EXERCISE AIM:
Print the data that follows exactly.

DATA RECORDS:
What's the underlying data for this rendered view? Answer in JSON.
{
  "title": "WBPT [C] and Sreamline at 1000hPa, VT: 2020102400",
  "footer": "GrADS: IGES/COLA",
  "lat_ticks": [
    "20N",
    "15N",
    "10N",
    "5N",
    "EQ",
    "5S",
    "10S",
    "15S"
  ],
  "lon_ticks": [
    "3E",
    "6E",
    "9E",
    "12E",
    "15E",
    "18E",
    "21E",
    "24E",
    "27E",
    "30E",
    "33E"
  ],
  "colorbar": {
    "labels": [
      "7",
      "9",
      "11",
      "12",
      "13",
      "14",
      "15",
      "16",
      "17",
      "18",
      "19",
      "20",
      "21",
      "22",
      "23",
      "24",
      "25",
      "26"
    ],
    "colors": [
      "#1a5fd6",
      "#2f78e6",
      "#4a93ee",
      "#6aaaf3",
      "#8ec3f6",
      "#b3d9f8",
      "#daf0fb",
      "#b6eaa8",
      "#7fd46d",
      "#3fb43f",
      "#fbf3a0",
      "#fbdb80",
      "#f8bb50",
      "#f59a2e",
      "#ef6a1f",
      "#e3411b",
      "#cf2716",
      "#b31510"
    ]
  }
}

EXERCISE ANSWER:
What's the underlying data for this rendered view? Answer in JSON.
{
  "title": "WBPT [C] and Sreamline at 1000hPa, VT: 2020102400",
  "footer": "GrADS: IGES/COLA",
  "lat_ticks": [
    "20N",
    "15N",
    "10N",
    "5N",
    "EQ",
    "5S",
    "10S",
    "15S"
  ],
  "lon_ticks": [
    "3E",
    "6E",
    "9E",
    "12E",
    "15E",
    "18E",
    "21E",
    "24E",
    "27E",
    "30E",
    "33E"
  ],
  "colorbar": {
    "labels": [
      "7",
      "9",
      "11",
      "12",
      "13",
      "14",
      "15",
      "16",
      "17",
      "18",
      "19",
      "20",
      "21",
      "22",
      "23",
      "24",
      "25",
      "26"
    ],
    "colors": [
      "#1a5fd6",
      "#2f78e6",
      "#4a93ee",
      "#6aaaf3",
      "#8ec3f6",
      "#b3d9f8",
      "#daf0fb",
      "#b6eaa8",
      "#7fd46d",
      "#3fb43f",
      "#fbf3a0",
      "#fbdb80",
      "#f8bb50",
      "#f59a2e",
      "#ef6a1f",
      "#e3411b",
      "#cf2716",
      "#b31510"
    ]
  }
}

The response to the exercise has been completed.